● **TASK OBJECTIVE**
Below are the records; locate each line with the word "ylabel" and copy it.
****************
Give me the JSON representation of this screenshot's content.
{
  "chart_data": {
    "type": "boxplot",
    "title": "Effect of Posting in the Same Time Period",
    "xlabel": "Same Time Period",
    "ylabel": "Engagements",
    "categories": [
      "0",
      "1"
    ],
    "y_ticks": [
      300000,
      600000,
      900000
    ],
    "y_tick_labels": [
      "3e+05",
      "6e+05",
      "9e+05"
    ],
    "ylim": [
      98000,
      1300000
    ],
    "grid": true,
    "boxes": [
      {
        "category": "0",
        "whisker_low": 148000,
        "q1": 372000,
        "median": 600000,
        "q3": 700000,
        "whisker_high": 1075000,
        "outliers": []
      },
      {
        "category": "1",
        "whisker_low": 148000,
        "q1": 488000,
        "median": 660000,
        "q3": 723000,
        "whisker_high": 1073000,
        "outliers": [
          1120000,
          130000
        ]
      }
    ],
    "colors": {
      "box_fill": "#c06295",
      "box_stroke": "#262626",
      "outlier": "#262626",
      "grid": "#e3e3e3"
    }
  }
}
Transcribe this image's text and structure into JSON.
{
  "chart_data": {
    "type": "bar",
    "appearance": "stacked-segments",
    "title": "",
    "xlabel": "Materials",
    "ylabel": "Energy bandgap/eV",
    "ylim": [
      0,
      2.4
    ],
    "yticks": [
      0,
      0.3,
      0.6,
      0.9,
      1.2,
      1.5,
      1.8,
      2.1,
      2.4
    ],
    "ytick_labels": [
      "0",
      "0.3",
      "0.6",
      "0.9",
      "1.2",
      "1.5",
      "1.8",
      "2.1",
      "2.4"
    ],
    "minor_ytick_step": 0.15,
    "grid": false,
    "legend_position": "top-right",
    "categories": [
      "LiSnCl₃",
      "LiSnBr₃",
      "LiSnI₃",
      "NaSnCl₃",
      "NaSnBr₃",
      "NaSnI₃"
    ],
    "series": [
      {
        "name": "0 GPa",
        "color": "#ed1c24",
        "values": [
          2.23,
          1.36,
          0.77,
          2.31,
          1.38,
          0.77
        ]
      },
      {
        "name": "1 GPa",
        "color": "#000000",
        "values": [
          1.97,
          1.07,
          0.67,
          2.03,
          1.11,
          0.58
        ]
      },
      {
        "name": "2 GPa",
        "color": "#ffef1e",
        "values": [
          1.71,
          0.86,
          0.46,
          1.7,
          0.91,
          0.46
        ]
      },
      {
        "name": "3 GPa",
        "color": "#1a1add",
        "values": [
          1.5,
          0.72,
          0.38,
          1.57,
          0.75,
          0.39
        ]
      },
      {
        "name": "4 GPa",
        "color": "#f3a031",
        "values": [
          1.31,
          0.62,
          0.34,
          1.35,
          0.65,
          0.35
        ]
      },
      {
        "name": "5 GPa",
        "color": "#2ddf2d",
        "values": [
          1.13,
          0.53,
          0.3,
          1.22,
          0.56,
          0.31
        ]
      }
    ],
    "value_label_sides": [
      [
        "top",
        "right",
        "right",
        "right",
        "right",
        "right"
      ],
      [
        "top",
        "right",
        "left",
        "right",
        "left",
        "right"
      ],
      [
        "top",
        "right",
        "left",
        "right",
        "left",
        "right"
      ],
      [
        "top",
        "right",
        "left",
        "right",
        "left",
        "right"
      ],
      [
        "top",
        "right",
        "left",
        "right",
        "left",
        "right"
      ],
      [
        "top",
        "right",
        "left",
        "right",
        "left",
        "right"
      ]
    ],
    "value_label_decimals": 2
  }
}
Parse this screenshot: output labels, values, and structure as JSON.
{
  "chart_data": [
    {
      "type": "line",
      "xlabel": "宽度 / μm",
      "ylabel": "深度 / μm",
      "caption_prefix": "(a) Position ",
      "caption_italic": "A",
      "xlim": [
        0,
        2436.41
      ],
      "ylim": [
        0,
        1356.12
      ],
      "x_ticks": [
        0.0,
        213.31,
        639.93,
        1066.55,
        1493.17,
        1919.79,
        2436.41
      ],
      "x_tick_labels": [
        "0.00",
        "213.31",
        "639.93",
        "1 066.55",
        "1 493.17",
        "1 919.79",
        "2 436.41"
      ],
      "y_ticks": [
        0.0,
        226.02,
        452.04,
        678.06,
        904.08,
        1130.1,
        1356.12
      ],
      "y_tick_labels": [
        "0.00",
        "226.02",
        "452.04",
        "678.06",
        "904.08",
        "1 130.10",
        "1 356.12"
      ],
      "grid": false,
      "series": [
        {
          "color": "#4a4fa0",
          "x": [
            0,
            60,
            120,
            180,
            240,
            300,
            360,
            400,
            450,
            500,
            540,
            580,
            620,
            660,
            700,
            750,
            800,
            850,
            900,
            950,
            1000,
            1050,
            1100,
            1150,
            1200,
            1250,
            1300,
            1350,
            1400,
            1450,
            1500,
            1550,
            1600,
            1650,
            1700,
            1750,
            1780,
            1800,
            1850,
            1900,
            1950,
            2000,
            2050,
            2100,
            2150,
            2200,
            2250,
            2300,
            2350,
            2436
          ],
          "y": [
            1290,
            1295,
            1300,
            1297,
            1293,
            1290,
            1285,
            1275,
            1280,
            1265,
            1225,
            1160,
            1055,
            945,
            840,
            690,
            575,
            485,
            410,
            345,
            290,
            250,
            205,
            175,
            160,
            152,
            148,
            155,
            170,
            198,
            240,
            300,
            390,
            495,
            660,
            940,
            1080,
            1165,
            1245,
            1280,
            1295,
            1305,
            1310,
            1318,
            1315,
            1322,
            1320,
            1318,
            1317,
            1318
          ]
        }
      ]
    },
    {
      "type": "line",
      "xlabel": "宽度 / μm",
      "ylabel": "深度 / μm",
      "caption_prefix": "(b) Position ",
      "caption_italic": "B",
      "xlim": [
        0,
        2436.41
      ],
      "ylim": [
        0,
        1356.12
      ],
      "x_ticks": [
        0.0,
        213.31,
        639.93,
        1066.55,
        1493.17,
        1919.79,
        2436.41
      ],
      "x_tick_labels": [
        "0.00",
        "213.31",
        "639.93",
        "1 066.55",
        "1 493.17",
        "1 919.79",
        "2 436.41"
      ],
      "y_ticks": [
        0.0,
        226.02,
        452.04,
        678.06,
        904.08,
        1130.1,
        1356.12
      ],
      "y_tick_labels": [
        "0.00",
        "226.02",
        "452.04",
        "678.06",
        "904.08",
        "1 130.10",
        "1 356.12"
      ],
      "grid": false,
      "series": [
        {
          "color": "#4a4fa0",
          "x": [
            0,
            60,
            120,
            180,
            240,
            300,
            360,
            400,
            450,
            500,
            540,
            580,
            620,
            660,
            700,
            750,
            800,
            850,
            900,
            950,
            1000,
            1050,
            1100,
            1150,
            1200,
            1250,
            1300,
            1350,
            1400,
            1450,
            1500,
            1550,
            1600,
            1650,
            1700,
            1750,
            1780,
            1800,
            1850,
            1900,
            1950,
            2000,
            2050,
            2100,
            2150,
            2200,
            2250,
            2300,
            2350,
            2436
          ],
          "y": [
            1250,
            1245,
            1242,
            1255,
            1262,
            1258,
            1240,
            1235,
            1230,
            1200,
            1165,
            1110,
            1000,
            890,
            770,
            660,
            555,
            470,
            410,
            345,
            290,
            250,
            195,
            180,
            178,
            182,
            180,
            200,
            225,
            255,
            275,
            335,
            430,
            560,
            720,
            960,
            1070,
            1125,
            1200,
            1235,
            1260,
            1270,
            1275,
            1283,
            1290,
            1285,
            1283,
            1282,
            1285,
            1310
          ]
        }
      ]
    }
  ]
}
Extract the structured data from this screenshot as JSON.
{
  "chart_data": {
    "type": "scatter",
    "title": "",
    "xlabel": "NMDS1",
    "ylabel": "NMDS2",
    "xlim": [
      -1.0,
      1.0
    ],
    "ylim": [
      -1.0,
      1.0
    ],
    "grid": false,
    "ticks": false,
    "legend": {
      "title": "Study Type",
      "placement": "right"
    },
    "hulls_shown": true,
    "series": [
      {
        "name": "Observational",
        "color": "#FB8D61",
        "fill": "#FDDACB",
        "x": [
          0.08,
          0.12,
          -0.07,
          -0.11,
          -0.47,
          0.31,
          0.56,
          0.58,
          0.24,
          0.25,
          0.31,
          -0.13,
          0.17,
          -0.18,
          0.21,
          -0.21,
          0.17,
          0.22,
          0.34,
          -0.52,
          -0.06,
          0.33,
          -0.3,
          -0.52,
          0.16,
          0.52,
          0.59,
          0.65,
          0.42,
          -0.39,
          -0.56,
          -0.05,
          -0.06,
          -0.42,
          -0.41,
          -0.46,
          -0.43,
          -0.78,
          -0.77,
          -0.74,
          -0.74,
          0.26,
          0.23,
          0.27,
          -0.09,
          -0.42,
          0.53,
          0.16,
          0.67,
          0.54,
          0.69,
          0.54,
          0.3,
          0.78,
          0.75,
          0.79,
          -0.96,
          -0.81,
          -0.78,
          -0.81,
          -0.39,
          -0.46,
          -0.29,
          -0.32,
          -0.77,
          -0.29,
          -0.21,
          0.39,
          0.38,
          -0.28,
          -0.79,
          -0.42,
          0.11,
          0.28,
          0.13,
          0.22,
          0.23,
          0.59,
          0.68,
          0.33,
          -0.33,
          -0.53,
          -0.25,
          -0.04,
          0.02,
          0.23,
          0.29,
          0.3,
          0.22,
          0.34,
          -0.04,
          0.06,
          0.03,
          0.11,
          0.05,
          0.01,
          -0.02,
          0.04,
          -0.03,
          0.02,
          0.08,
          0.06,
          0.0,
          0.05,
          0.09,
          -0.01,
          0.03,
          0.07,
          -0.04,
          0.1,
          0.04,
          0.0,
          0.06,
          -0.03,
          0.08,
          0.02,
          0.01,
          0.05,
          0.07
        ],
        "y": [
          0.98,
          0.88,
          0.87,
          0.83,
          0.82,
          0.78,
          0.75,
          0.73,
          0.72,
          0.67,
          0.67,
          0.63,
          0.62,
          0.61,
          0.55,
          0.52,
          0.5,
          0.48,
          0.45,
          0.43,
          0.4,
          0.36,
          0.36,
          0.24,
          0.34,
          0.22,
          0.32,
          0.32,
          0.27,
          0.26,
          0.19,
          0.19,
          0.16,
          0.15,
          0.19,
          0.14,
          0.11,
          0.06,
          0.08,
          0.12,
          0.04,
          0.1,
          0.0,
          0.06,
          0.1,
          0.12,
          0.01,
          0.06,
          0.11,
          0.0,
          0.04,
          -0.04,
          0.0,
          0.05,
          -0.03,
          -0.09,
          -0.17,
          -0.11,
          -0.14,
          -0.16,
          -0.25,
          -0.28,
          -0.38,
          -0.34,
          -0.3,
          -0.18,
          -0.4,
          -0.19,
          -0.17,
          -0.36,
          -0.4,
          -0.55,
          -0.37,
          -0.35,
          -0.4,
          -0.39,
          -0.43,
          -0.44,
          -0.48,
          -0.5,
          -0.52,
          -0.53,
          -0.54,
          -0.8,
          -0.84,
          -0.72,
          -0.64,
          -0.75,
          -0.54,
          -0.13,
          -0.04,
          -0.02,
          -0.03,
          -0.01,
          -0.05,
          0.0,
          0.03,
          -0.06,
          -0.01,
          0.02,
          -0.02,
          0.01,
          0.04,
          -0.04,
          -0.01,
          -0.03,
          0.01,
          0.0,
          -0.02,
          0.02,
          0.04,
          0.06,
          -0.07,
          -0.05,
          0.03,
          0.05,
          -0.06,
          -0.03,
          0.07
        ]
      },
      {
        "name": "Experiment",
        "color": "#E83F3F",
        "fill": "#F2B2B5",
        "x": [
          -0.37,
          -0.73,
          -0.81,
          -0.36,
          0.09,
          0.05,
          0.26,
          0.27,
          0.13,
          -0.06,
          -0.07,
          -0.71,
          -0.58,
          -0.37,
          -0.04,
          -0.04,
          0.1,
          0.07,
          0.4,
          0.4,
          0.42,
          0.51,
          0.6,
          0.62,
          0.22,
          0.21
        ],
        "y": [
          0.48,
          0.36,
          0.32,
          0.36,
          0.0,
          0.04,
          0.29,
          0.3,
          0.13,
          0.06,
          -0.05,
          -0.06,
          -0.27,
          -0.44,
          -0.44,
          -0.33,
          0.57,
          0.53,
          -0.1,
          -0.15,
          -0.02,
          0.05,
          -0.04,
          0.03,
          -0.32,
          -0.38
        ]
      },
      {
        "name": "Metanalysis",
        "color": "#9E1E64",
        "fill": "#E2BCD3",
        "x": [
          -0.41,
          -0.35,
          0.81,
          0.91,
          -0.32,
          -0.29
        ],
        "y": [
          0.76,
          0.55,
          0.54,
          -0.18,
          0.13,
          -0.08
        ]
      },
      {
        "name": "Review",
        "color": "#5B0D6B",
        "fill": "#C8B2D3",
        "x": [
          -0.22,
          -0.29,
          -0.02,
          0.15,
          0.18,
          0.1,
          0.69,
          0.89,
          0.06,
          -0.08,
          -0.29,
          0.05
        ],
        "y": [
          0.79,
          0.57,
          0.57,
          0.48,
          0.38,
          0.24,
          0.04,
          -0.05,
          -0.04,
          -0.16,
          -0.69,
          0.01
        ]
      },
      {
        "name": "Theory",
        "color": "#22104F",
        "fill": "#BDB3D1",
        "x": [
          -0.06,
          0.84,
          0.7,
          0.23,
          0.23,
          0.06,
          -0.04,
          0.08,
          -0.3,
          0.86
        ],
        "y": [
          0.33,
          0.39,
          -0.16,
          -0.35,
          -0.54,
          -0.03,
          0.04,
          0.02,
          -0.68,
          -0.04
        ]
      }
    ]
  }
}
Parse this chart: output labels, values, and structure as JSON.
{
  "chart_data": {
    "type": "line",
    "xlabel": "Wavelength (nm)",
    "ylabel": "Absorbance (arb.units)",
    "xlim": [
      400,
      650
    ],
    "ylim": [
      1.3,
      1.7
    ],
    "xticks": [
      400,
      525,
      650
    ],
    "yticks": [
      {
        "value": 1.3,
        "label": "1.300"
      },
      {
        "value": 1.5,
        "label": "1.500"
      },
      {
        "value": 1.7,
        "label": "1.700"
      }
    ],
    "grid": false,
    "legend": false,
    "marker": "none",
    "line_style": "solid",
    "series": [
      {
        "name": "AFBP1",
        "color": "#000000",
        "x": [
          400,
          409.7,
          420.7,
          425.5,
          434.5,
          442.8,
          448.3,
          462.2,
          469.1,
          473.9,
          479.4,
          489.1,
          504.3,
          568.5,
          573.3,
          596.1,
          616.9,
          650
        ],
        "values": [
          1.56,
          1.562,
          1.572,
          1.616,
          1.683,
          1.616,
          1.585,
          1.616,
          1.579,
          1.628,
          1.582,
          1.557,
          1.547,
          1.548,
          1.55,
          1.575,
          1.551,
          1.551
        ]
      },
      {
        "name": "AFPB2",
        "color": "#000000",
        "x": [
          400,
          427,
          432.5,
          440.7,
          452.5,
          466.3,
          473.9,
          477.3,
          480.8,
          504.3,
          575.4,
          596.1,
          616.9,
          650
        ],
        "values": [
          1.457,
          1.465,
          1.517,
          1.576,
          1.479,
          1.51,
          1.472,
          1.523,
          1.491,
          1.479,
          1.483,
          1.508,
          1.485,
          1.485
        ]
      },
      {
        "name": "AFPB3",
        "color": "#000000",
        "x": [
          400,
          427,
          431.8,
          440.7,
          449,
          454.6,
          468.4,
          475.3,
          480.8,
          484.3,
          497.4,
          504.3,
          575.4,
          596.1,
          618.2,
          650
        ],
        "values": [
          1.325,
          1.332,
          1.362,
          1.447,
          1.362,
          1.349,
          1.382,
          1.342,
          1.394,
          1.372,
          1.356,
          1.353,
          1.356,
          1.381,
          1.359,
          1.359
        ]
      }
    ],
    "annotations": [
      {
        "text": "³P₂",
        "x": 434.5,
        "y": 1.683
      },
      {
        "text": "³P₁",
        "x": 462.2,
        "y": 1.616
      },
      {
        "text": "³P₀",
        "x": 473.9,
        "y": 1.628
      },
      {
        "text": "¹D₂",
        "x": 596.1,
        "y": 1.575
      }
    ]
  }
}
****************
● **EXPECTED ANSWER**
    "ylabel": "Engagements",
    "ylabel": "Energy bandgap/eV",
      "ylabel": "深度 / μm",
      "ylabel": "深度 / μm",
    "ylabel": "NMDS2",
    "ylabel": "Absorbance (arb.units)",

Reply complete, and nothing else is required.